## Exercise task
Gather, from the data below, each line in which the word "source" occurs.

## Data for the task
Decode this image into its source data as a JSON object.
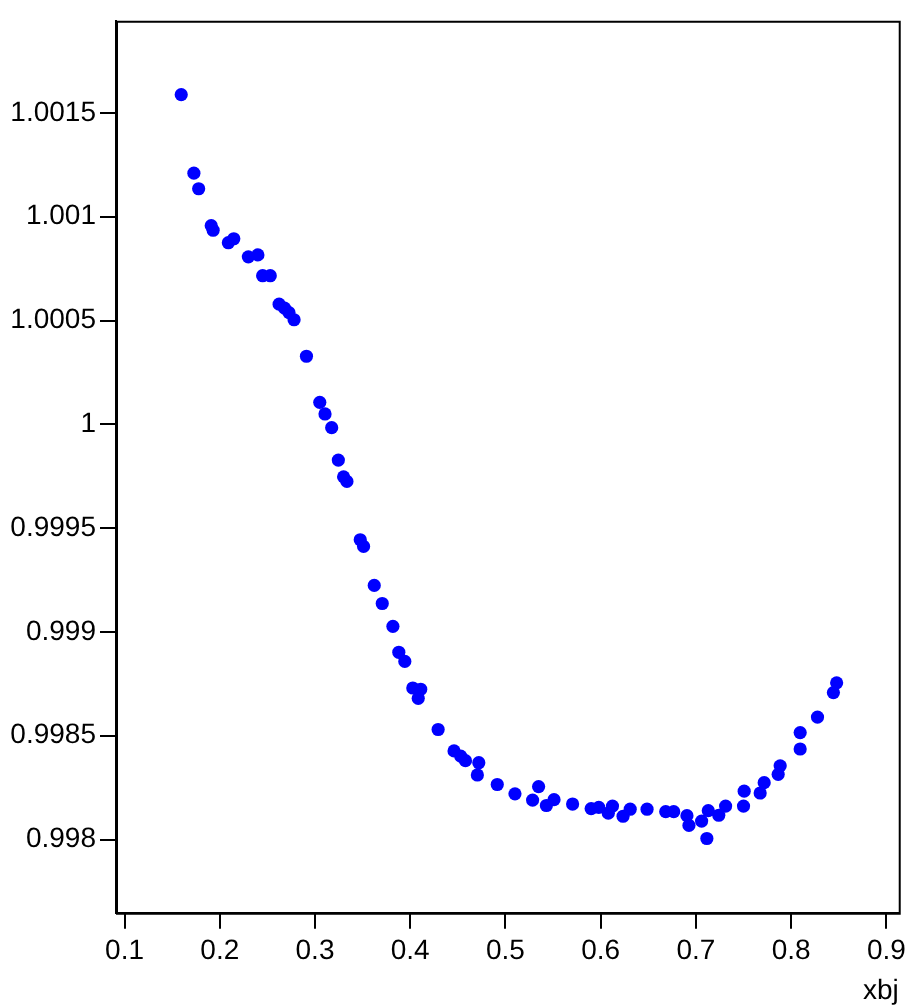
{
  "chart_data": {
    "type": "scatter",
    "xlabel": "xbj",
    "marker": "circle",
    "grid": false,
    "legend": false,
    "xlim": [
      0.091,
      0.913
    ],
    "ylim": [
      0.997647,
      1.001944
    ],
    "xticks": [
      0.1,
      0.2,
      0.3,
      0.4,
      0.5,
      0.6,
      0.7,
      0.8,
      0.9
    ],
    "yticks": [
      0.998,
      0.9985,
      0.999,
      0.9995,
      1,
      1.0005,
      1.001,
      1.0015
    ],
    "series": [
      {
        "color": "#0000ff",
        "x": [
          0.1595,
          0.1728,
          0.1778,
          0.191,
          0.193,
          0.209,
          0.2147,
          0.23,
          0.24,
          0.245,
          0.253,
          0.2623,
          0.268,
          0.2727,
          0.278,
          0.291,
          0.305,
          0.3105,
          0.3175,
          0.3245,
          0.33,
          0.3335,
          0.3475,
          0.351,
          0.3622,
          0.3706,
          0.3818,
          0.388,
          0.3943,
          0.4027,
          0.411,
          0.4084,
          0.4293,
          0.446,
          0.453,
          0.458,
          0.472,
          0.4705,
          0.4914,
          0.51,
          0.5285,
          0.5348,
          0.543,
          0.551,
          0.5705,
          0.59,
          0.598,
          0.608,
          0.6124,
          0.6235,
          0.631,
          0.6487,
          0.6683,
          0.6767,
          0.6906,
          0.6927,
          0.706,
          0.7115,
          0.713,
          0.724,
          0.7312,
          0.75,
          0.7507,
          0.7675,
          0.7717,
          0.7864,
          0.7885,
          0.8095,
          0.8095,
          0.8277,
          0.8444,
          0.8478
        ],
        "values": [
          1.001588,
          1.00121,
          1.001135,
          1.000957,
          1.000935,
          1.000875,
          1.000894,
          1.000807,
          1.000816,
          1.000716,
          1.000716,
          1.000579,
          1.00056,
          1.000538,
          1.000504,
          1.000328,
          1.000106,
          1.00005,
          0.999984,
          0.999828,
          0.999747,
          0.999725,
          0.999444,
          0.999412,
          0.999224,
          0.999137,
          0.999027,
          0.998902,
          0.998858,
          0.99873,
          0.998724,
          0.99868,
          0.99853,
          0.998427,
          0.998402,
          0.99838,
          0.99837,
          0.998311,
          0.998265,
          0.99822,
          0.99819,
          0.998255,
          0.998164,
          0.998192,
          0.998171,
          0.998149,
          0.998155,
          0.998127,
          0.998161,
          0.998112,
          0.998146,
          0.998146,
          0.998134,
          0.998134,
          0.998115,
          0.998068,
          0.998089,
          0.998005,
          0.998139,
          0.998117,
          0.998161,
          0.998161,
          0.998233,
          0.998224,
          0.998274,
          0.998314,
          0.998355,
          0.998515,
          0.998436,
          0.99859,
          0.998708,
          0.998755
        ]
      }
    ]
  }
}
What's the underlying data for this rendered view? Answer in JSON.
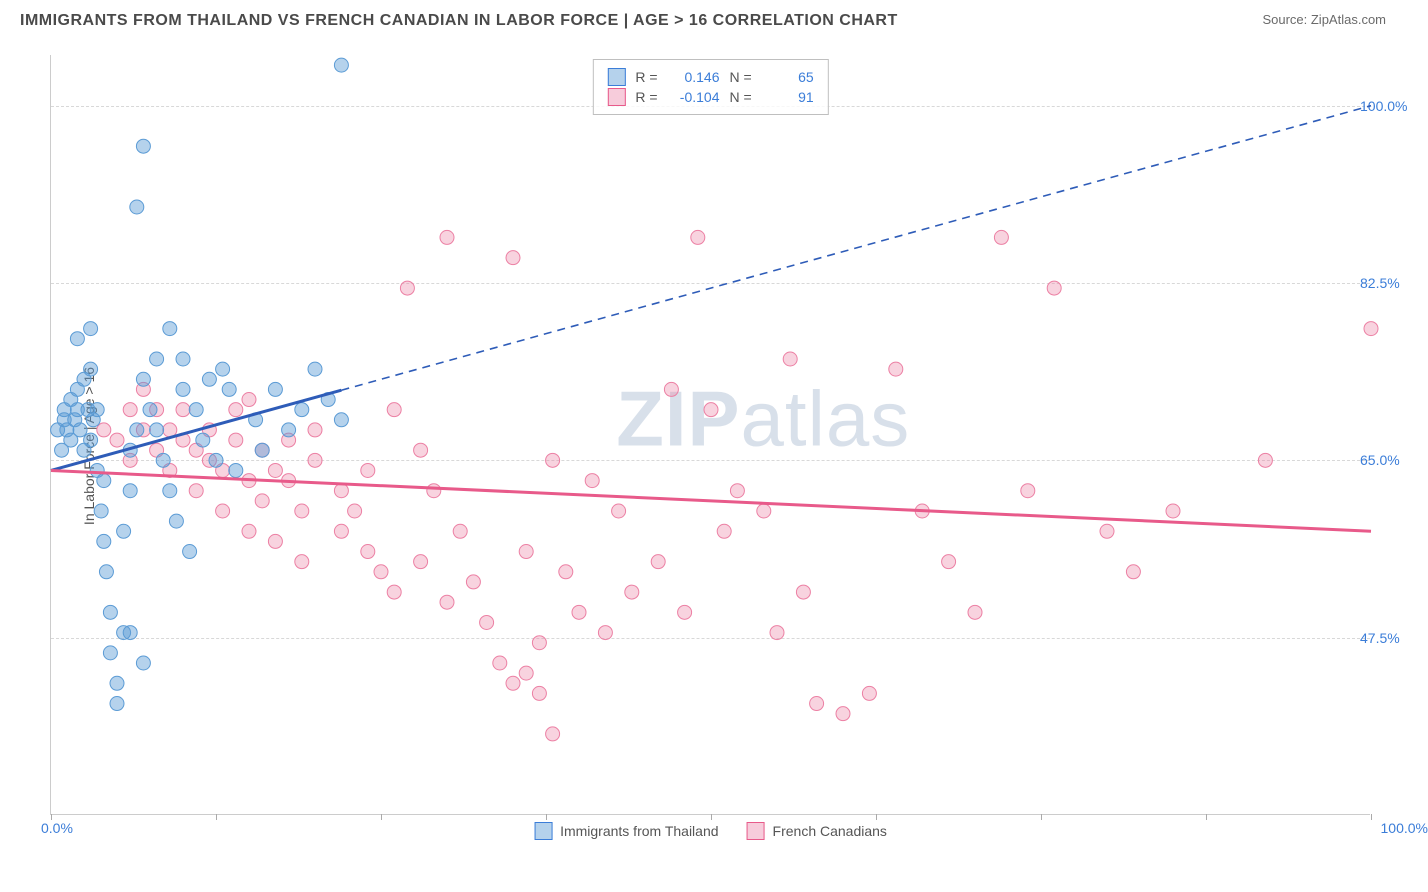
{
  "title": "IMMIGRANTS FROM THAILAND VS FRENCH CANADIAN IN LABOR FORCE | AGE > 16 CORRELATION CHART",
  "source": "Source: ZipAtlas.com",
  "watermark_bold": "ZIP",
  "watermark_light": "atlas",
  "y_axis_label": "In Labor Force | Age > 16",
  "axes": {
    "x_min_label": "0.0%",
    "x_max_label": "100.0%",
    "y_format": "percent",
    "xlim": [
      0,
      100
    ],
    "ylim": [
      30,
      105
    ],
    "y_ticks": [
      {
        "value": 47.5,
        "label": "47.5%"
      },
      {
        "value": 65.0,
        "label": "65.0%"
      },
      {
        "value": 82.5,
        "label": "82.5%"
      },
      {
        "value": 100.0,
        "label": "100.0%"
      }
    ],
    "x_tick_positions": [
      0,
      12.5,
      25,
      37.5,
      50,
      62.5,
      75,
      87.5,
      100
    ]
  },
  "colors": {
    "blue_fill": "rgba(91,155,213,0.45)",
    "blue_stroke": "#5b9bd5",
    "blue_trend": "#2e5cb8",
    "pink_fill": "rgba(236,128,164,0.35)",
    "pink_stroke": "#ec80a4",
    "pink_trend": "#e85a8a",
    "grid": "#d8d8d8",
    "text_axis": "#3b7dd8",
    "background": "#ffffff"
  },
  "marker_radius": 7,
  "legend_bottom": {
    "series1": "Immigrants from Thailand",
    "series2": "French Canadians"
  },
  "stats_box": {
    "rows": [
      {
        "swatch": "blue",
        "r_label": "R =",
        "r_value": "0.146",
        "n_label": "N =",
        "n_value": "65"
      },
      {
        "swatch": "pink",
        "r_label": "R =",
        "r_value": "-0.104",
        "n_label": "N =",
        "n_value": "91"
      }
    ]
  },
  "trendlines": {
    "blue": {
      "y_at_x0": 64.0,
      "y_at_x100": 100.0,
      "solid_until_x": 22
    },
    "pink": {
      "y_at_x0": 64.0,
      "y_at_x100": 58.0
    }
  },
  "series": {
    "blue": [
      [
        0.5,
        68
      ],
      [
        0.8,
        66
      ],
      [
        1,
        69
      ],
      [
        1,
        70
      ],
      [
        1.2,
        68
      ],
      [
        1.5,
        67
      ],
      [
        1.5,
        71
      ],
      [
        1.8,
        69
      ],
      [
        2,
        70
      ],
      [
        2,
        72
      ],
      [
        2,
        77
      ],
      [
        2.2,
        68
      ],
      [
        2.5,
        66
      ],
      [
        2.5,
        73
      ],
      [
        2.8,
        70
      ],
      [
        3,
        67
      ],
      [
        3,
        78
      ],
      [
        3,
        74
      ],
      [
        3.2,
        69
      ],
      [
        3.5,
        64
      ],
      [
        3.5,
        70
      ],
      [
        3.8,
        60
      ],
      [
        4,
        63
      ],
      [
        4,
        57
      ],
      [
        4.2,
        54
      ],
      [
        4.5,
        50
      ],
      [
        4.5,
        46
      ],
      [
        5,
        43
      ],
      [
        5,
        41
      ],
      [
        5.5,
        48
      ],
      [
        5.5,
        58
      ],
      [
        6,
        62
      ],
      [
        6,
        66
      ],
      [
        6.5,
        68
      ],
      [
        6.5,
        90
      ],
      [
        7,
        96
      ],
      [
        7,
        73
      ],
      [
        7.5,
        70
      ],
      [
        8,
        68
      ],
      [
        8,
        75
      ],
      [
        8.5,
        65
      ],
      [
        9,
        62
      ],
      [
        9,
        78
      ],
      [
        9.5,
        59
      ],
      [
        10,
        72
      ],
      [
        10,
        75
      ],
      [
        10.5,
        56
      ],
      [
        11,
        70
      ],
      [
        11.5,
        67
      ],
      [
        12,
        73
      ],
      [
        12.5,
        65
      ],
      [
        13,
        74
      ],
      [
        13.5,
        72
      ],
      [
        14,
        64
      ],
      [
        15.5,
        69
      ],
      [
        16,
        66
      ],
      [
        17,
        72
      ],
      [
        18,
        68
      ],
      [
        19,
        70
      ],
      [
        20,
        74
      ],
      [
        21,
        71
      ],
      [
        22,
        104
      ],
      [
        22,
        69
      ],
      [
        6,
        48
      ],
      [
        7,
        45
      ]
    ],
    "pink": [
      [
        4,
        68
      ],
      [
        5,
        67
      ],
      [
        6,
        70
      ],
      [
        6,
        65
      ],
      [
        7,
        72
      ],
      [
        7,
        68
      ],
      [
        8,
        66
      ],
      [
        8,
        70
      ],
      [
        9,
        68
      ],
      [
        9,
        64
      ],
      [
        10,
        67
      ],
      [
        10,
        70
      ],
      [
        11,
        66
      ],
      [
        11,
        62
      ],
      [
        12,
        65
      ],
      [
        12,
        68
      ],
      [
        13,
        64
      ],
      [
        13,
        60
      ],
      [
        14,
        67
      ],
      [
        14,
        70
      ],
      [
        15,
        63
      ],
      [
        15,
        58
      ],
      [
        16,
        66
      ],
      [
        16,
        61
      ],
      [
        17,
        64
      ],
      [
        17,
        57
      ],
      [
        18,
        63
      ],
      [
        18,
        67
      ],
      [
        19,
        60
      ],
      [
        19,
        55
      ],
      [
        20,
        65
      ],
      [
        20,
        68
      ],
      [
        22,
        62
      ],
      [
        22,
        58
      ],
      [
        23,
        60
      ],
      [
        24,
        56
      ],
      [
        24,
        64
      ],
      [
        25,
        54
      ],
      [
        26,
        52
      ],
      [
        26,
        70
      ],
      [
        27,
        82
      ],
      [
        28,
        66
      ],
      [
        28,
        55
      ],
      [
        29,
        62
      ],
      [
        30,
        51
      ],
      [
        30,
        87
      ],
      [
        31,
        58
      ],
      [
        32,
        53
      ],
      [
        33,
        49
      ],
      [
        34,
        45
      ],
      [
        35,
        43
      ],
      [
        35,
        85
      ],
      [
        36,
        56
      ],
      [
        36,
        44
      ],
      [
        37,
        42
      ],
      [
        37,
        47
      ],
      [
        38,
        38
      ],
      [
        38,
        65
      ],
      [
        39,
        54
      ],
      [
        40,
        50
      ],
      [
        41,
        63
      ],
      [
        42,
        48
      ],
      [
        43,
        60
      ],
      [
        44,
        52
      ],
      [
        46,
        55
      ],
      [
        47,
        72
      ],
      [
        48,
        50
      ],
      [
        49,
        87
      ],
      [
        50,
        70
      ],
      [
        51,
        58
      ],
      [
        52,
        62
      ],
      [
        54,
        60
      ],
      [
        55,
        48
      ],
      [
        56,
        75
      ],
      [
        57,
        52
      ],
      [
        58,
        41
      ],
      [
        60,
        40
      ],
      [
        62,
        42
      ],
      [
        64,
        74
      ],
      [
        66,
        60
      ],
      [
        68,
        55
      ],
      [
        70,
        50
      ],
      [
        72,
        87
      ],
      [
        74,
        62
      ],
      [
        76,
        82
      ],
      [
        80,
        58
      ],
      [
        82,
        54
      ],
      [
        85,
        60
      ],
      [
        92,
        65
      ],
      [
        100,
        78
      ],
      [
        15,
        71
      ]
    ]
  }
}
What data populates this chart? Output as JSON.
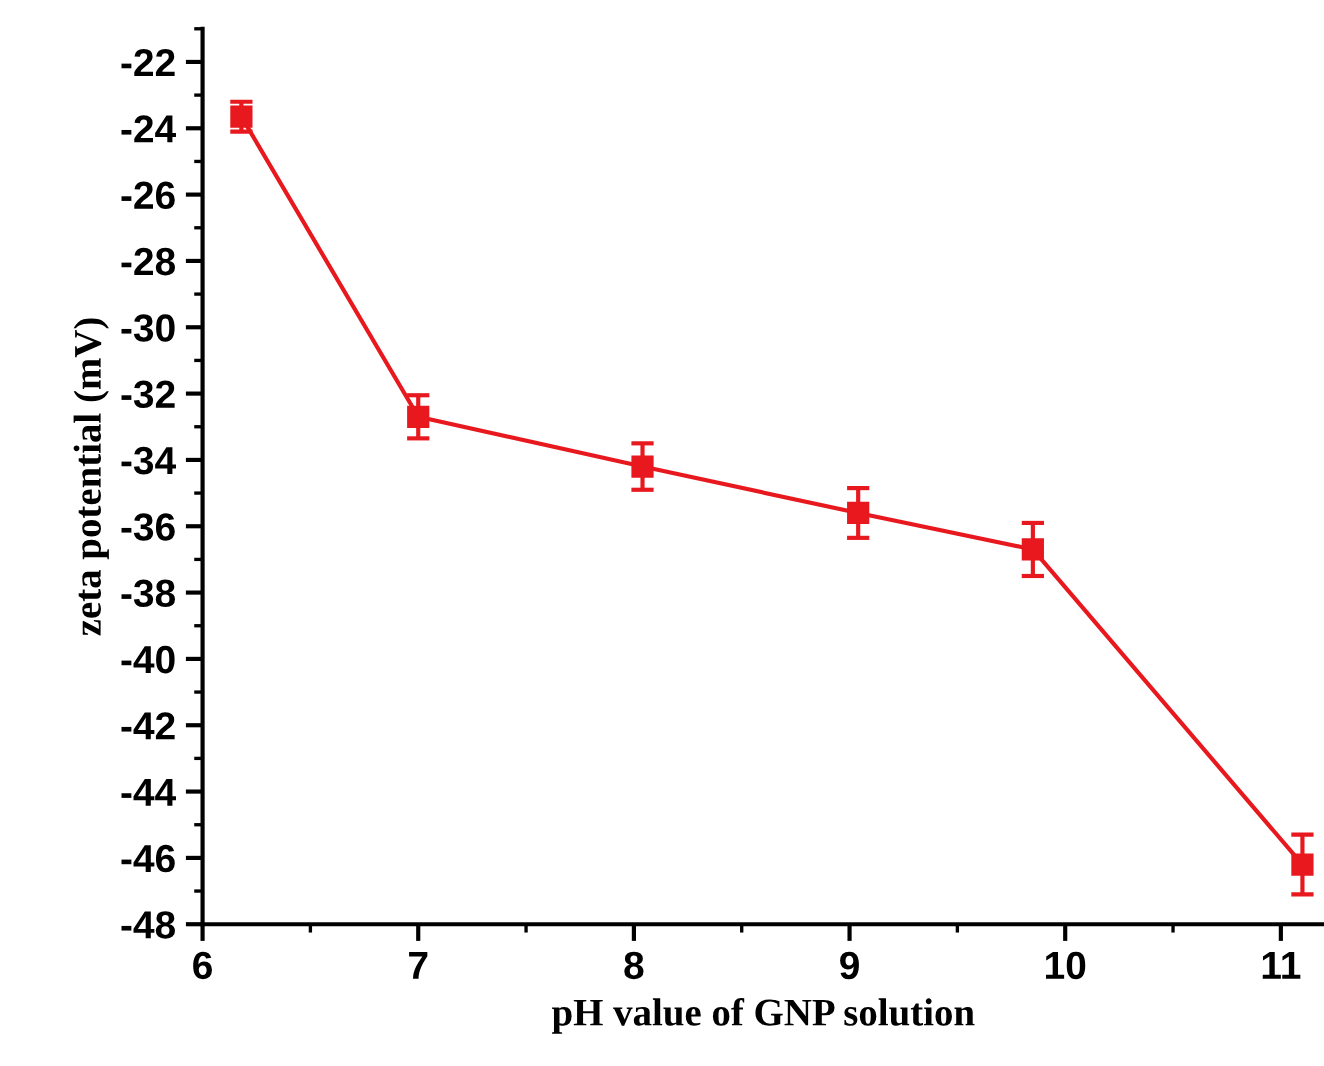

## Right answer
Decode this image into its source data as a JSON object.
  "source": "Source: ZipAtlas.com",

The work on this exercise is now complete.